• _STORED RECORDS_
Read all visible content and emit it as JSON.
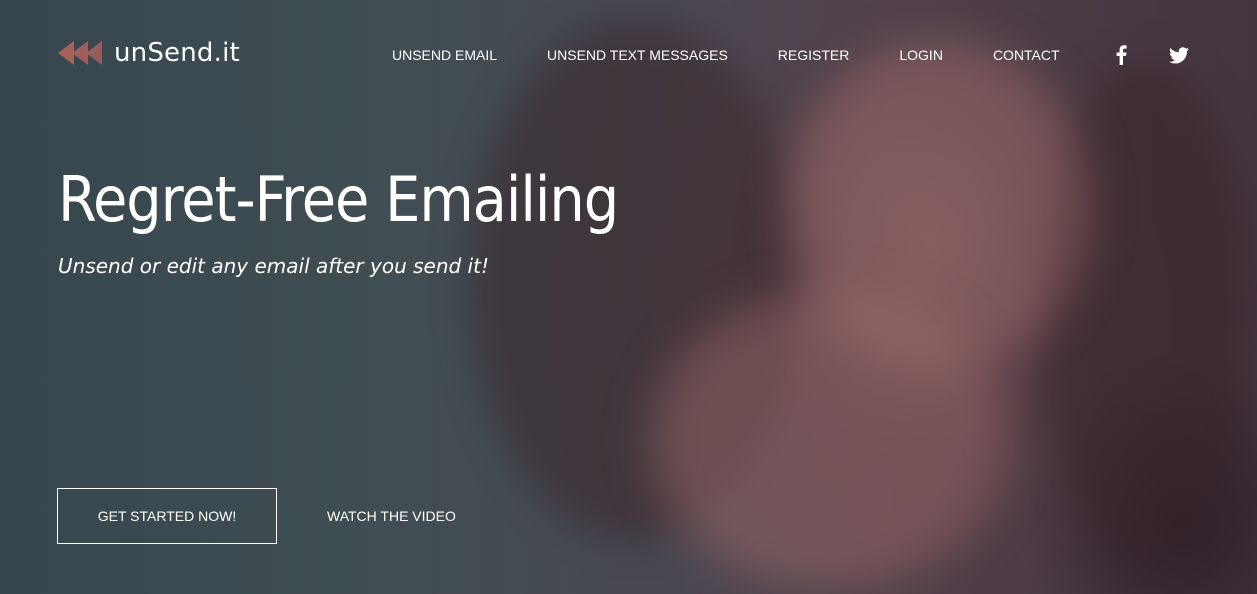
{
  "brand": {
    "name": "unSend.it",
    "logo_icon": "triple-rewind-arrows-icon",
    "logo_color": "#a8625a"
  },
  "nav": {
    "items": [
      {
        "label": "UNSEND EMAIL"
      },
      {
        "label": "UNSEND TEXT MESSAGES"
      },
      {
        "label": "REGISTER"
      },
      {
        "label": "LOGIN"
      },
      {
        "label": "CONTACT"
      }
    ],
    "social": [
      {
        "icon": "facebook-icon"
      },
      {
        "icon": "twitter-icon"
      }
    ]
  },
  "hero": {
    "headline": "Regret-Free Emailing",
    "subheadline": "Unsend or edit any email after you send it!",
    "primary_cta": "GET STARTED NOW!",
    "secondary_cta": "WATCH THE VIDEO",
    "background": "photo-woman-covering-mouth-looking-at-phone"
  },
  "colors": {
    "text": "#ffffff",
    "overlay_left": "#3f4f56",
    "overlay_right": "#4a3a44"
  }
}
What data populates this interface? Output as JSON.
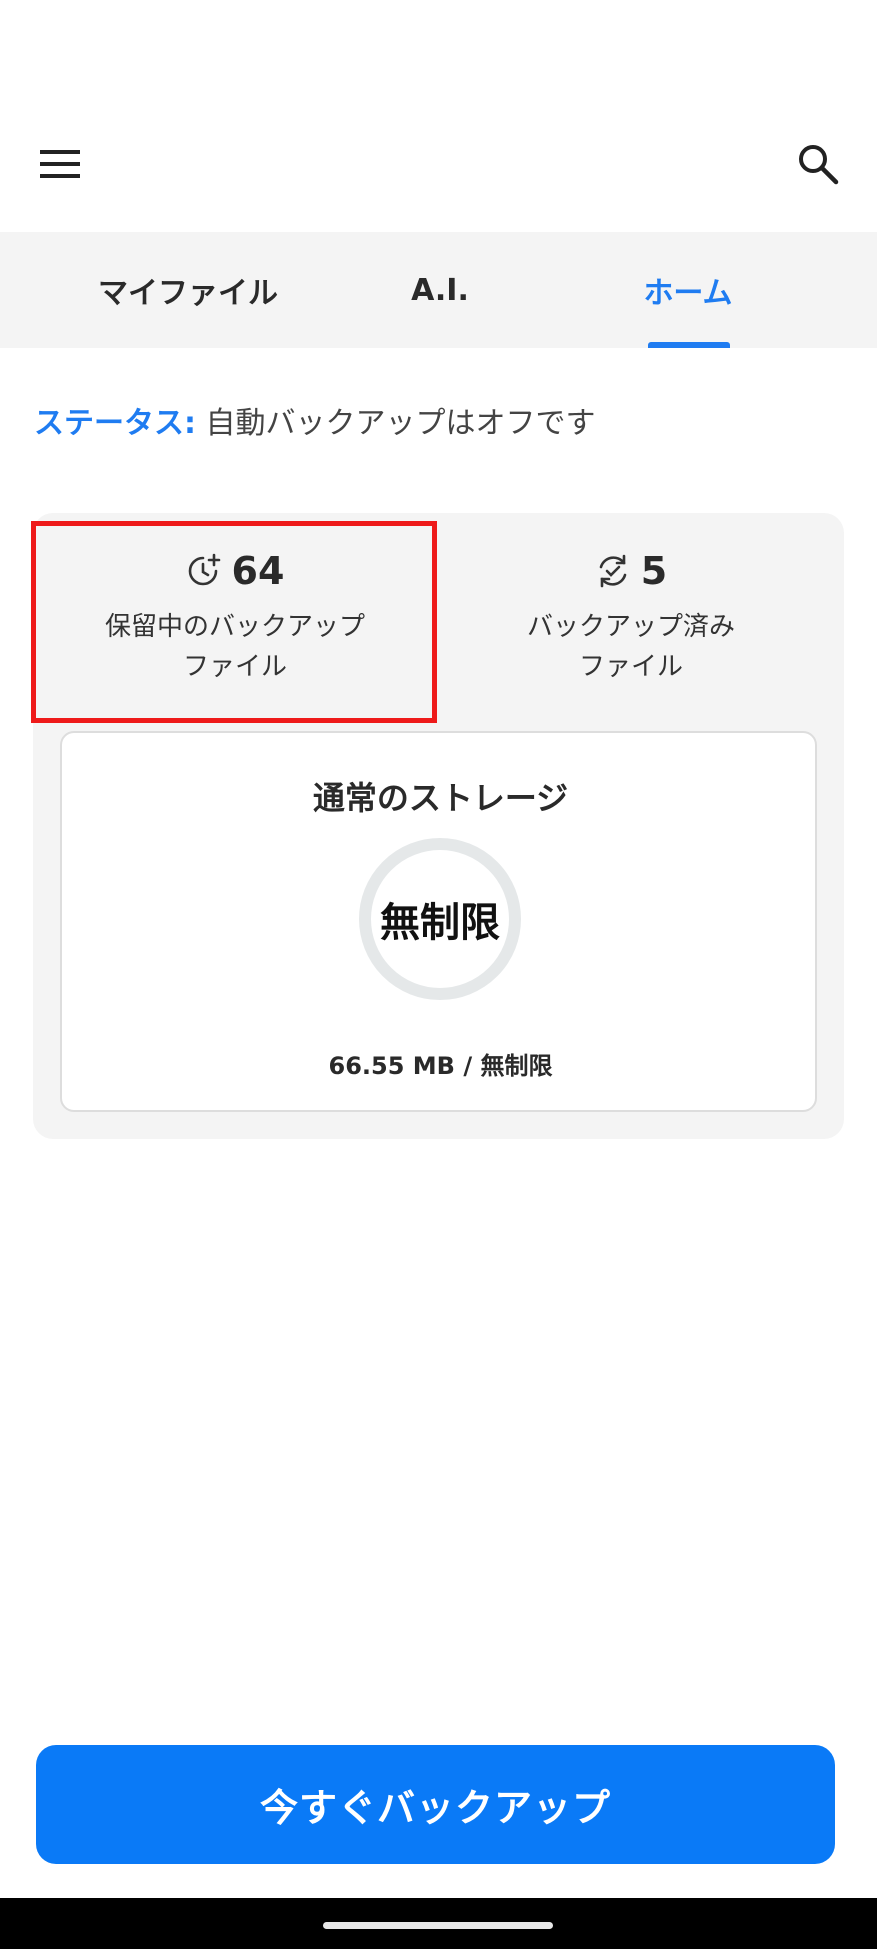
{
  "top_bar": {
    "menu_icon": "hamburger-menu-icon",
    "search_icon": "search-icon"
  },
  "tabs": [
    {
      "label": "マイファイル",
      "active": false
    },
    {
      "label": "A.I.",
      "active": false
    },
    {
      "label": "ホーム",
      "active": true
    }
  ],
  "status": {
    "key": "ステータス:",
    "value": "自動バックアップはオフです"
  },
  "stats": {
    "pending": {
      "count": "64",
      "label_line1": "保留中のバックアップ",
      "label_line2": "ファイル",
      "icon": "clock-plus-icon"
    },
    "backed_up": {
      "count": "5",
      "label_line1": "バックアップ済み",
      "label_line2": "ファイル",
      "icon": "sync-check-icon"
    }
  },
  "storage": {
    "title": "通常のストレージ",
    "ring_text": "無制限",
    "usage": "66.55 MB / 無制限"
  },
  "backup_button": {
    "label": "今すぐバックアップ"
  },
  "colors": {
    "accent": "#1f7cf1",
    "button": "#0a7af7",
    "highlight_frame": "#ee1a1a",
    "panel_bg": "#f4f4f4",
    "ring": "#e5e8e9"
  }
}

• _WHAT NEEDS TO BE DONE_
Where a line in the material contains "icon", copy that line.

• _FINAL RESULT_
    "logo_icon": "triple-rewind-arrows-icon",
        "icon": "facebook-icon"
        "icon": "twitter-icon"
    "menu_icon": "hamburger-menu-icon",
    "search_icon": "search-icon"
      "icon": "clock-plus-icon"
      "icon": "sync-check-icon"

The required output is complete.